> _What to work on_
Among the entries below, find the lines with "JSON" and copy them.

--- Begin ---

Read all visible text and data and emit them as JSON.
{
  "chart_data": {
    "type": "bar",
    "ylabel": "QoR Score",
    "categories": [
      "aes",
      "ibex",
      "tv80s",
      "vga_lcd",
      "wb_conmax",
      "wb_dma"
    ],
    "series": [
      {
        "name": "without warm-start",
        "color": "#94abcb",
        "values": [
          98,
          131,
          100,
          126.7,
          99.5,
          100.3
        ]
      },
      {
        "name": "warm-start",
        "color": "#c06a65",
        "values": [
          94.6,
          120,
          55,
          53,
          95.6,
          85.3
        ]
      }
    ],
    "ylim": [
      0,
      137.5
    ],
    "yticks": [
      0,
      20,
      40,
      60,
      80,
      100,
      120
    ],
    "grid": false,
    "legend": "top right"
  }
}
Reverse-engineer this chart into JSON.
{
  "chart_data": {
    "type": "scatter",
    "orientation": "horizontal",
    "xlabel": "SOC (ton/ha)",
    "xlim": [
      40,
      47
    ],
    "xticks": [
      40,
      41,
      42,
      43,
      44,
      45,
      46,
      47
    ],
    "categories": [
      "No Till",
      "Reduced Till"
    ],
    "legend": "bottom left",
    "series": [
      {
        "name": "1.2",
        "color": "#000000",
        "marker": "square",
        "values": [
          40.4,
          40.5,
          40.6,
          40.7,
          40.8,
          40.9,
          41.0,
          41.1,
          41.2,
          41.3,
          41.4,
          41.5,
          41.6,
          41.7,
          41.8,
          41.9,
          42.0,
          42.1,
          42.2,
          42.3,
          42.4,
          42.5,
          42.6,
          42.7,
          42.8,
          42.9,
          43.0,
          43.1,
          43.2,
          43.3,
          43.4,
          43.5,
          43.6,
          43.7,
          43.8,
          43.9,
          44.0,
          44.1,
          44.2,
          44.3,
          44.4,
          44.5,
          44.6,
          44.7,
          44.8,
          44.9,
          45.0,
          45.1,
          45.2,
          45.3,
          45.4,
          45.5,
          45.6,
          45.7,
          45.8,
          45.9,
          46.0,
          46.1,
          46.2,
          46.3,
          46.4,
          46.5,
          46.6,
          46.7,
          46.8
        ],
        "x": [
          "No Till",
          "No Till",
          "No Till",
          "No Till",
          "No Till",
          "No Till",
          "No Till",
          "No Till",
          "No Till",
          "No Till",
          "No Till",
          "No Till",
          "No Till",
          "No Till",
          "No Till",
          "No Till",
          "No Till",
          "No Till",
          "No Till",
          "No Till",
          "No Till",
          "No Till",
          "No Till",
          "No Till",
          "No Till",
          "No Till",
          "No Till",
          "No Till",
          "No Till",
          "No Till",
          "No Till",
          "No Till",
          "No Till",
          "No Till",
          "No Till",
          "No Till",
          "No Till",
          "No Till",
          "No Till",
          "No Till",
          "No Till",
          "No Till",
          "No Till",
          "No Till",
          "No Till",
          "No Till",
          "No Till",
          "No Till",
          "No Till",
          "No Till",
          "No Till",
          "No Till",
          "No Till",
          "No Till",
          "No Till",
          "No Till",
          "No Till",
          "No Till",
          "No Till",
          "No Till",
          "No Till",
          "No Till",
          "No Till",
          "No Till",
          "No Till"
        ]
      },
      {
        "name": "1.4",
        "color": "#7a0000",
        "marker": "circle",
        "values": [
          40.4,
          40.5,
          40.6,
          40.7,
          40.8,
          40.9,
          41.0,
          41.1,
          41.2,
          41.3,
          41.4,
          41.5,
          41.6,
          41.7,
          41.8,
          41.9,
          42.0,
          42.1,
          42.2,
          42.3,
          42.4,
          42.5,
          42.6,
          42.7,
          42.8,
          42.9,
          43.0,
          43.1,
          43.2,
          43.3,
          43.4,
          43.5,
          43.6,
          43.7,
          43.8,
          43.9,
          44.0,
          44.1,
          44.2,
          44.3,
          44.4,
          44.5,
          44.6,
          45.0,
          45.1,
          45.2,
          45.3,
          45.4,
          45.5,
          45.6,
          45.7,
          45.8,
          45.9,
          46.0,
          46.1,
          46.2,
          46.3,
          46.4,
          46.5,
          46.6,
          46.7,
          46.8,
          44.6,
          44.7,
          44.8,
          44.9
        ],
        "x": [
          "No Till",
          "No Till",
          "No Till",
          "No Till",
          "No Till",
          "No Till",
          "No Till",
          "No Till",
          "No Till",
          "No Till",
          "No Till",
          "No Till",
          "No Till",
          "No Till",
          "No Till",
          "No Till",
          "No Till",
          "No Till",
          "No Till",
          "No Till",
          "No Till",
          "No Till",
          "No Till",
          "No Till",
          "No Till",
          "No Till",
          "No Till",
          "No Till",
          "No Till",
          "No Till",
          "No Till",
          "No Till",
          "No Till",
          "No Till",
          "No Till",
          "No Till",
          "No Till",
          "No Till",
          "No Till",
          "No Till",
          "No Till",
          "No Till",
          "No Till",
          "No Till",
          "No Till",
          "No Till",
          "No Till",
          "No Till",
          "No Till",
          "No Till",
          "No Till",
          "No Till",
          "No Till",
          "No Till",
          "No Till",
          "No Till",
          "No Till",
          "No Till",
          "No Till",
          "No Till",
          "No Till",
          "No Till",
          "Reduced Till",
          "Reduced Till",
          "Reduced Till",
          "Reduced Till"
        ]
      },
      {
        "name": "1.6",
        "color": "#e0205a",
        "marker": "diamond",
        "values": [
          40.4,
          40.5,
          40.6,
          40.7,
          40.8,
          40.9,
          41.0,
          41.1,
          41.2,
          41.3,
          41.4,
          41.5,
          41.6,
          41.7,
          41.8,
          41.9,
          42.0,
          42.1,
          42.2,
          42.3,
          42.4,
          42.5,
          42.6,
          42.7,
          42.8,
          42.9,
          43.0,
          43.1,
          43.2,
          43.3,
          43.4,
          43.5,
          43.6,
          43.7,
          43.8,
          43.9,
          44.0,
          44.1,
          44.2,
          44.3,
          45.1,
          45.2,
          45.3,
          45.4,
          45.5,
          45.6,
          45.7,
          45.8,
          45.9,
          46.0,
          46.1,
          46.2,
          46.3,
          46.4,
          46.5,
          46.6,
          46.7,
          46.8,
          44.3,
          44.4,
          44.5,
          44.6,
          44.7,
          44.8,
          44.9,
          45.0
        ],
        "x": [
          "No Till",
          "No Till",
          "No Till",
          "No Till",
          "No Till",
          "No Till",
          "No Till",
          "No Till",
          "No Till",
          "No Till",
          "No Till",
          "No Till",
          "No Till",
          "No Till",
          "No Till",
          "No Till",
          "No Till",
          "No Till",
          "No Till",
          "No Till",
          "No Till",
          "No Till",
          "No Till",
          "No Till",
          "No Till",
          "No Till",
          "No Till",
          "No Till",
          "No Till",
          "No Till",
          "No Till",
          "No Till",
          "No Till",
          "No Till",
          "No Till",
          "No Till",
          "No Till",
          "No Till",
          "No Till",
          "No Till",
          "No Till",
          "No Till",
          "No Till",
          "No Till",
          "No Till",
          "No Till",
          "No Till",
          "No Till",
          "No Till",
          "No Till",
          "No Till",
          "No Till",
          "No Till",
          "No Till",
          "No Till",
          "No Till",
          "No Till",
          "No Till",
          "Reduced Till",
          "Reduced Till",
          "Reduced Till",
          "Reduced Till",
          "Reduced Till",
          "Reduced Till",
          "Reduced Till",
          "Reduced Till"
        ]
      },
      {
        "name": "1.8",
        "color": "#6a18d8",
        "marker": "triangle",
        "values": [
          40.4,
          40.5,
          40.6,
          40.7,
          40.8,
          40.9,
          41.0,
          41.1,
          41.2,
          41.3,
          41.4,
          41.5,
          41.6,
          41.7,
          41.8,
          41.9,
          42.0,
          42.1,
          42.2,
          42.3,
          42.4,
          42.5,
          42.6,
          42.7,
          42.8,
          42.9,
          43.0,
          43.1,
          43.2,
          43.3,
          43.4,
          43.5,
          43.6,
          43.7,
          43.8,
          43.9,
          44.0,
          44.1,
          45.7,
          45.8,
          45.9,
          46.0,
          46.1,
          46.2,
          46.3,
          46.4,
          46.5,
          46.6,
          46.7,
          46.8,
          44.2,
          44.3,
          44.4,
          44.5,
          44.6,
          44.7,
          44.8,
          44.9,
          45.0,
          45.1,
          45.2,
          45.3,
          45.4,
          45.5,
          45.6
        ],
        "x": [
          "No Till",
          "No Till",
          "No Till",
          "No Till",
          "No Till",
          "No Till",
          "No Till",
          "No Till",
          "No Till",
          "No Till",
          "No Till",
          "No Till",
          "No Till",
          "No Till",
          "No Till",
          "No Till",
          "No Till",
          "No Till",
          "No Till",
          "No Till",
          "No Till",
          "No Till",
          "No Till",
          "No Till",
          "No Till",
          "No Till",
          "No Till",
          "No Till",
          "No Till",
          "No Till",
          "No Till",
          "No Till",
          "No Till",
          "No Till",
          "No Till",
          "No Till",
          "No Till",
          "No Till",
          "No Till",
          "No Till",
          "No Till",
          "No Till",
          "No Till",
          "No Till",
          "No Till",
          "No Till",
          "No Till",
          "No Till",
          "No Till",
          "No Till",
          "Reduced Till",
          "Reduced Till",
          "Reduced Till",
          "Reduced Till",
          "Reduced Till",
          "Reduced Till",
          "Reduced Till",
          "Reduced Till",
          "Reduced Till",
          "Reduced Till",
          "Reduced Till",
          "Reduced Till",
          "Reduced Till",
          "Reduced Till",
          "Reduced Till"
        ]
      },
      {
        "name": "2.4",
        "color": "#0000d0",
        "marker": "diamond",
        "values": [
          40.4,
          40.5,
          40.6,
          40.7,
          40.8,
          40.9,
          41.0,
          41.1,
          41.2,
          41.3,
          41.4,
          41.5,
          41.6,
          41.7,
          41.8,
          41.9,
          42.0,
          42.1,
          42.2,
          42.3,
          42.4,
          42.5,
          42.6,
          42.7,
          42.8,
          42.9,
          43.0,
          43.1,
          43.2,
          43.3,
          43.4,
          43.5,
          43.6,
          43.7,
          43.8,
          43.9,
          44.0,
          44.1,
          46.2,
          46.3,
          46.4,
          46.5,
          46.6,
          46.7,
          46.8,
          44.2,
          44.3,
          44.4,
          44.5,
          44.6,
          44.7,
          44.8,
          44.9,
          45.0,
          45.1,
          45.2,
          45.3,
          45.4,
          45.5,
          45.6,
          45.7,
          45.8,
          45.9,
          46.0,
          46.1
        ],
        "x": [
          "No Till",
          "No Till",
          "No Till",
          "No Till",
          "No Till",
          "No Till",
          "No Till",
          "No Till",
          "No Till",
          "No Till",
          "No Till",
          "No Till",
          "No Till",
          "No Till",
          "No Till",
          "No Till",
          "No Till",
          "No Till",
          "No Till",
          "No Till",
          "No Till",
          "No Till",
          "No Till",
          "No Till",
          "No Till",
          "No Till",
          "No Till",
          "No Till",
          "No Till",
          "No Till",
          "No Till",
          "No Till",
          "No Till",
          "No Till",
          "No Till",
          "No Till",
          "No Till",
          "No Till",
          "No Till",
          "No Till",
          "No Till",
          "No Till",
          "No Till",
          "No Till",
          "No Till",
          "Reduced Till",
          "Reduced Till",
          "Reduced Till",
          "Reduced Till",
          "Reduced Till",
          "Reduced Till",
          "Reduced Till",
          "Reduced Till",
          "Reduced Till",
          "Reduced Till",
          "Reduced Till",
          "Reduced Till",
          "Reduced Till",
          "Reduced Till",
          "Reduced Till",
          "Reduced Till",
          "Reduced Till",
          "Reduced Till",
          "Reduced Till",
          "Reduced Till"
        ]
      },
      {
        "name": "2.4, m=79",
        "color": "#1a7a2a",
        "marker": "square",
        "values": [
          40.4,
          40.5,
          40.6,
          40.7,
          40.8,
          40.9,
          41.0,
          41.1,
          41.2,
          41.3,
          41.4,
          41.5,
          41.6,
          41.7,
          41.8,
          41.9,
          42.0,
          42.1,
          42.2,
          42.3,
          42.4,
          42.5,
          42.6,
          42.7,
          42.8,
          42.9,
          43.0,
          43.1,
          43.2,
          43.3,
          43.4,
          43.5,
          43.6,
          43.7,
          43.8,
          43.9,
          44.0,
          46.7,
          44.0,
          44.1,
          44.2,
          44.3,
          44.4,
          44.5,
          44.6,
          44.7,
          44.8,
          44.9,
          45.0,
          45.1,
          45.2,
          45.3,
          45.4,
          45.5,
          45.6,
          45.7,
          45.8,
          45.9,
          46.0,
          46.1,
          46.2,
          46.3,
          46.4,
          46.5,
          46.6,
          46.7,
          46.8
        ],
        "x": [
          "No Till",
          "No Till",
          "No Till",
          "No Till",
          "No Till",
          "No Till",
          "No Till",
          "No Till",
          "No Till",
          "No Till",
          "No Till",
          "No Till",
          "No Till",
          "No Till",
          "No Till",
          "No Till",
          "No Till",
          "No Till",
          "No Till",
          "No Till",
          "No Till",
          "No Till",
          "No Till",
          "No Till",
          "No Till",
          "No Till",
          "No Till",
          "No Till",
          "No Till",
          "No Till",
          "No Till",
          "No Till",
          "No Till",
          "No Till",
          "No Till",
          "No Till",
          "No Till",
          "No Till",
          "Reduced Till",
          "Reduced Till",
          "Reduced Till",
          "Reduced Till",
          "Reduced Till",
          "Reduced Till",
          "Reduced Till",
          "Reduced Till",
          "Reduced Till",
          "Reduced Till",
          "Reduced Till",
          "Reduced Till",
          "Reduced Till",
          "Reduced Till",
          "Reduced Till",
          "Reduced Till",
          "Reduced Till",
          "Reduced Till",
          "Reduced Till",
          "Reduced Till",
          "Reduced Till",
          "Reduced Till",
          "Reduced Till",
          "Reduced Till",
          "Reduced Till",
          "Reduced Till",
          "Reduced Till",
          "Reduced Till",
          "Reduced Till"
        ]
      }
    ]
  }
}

--- End ---

> _Output for this exercise_
Read all visible text and data and emit them as JSON.
Reverse-engineer this chart into JSON.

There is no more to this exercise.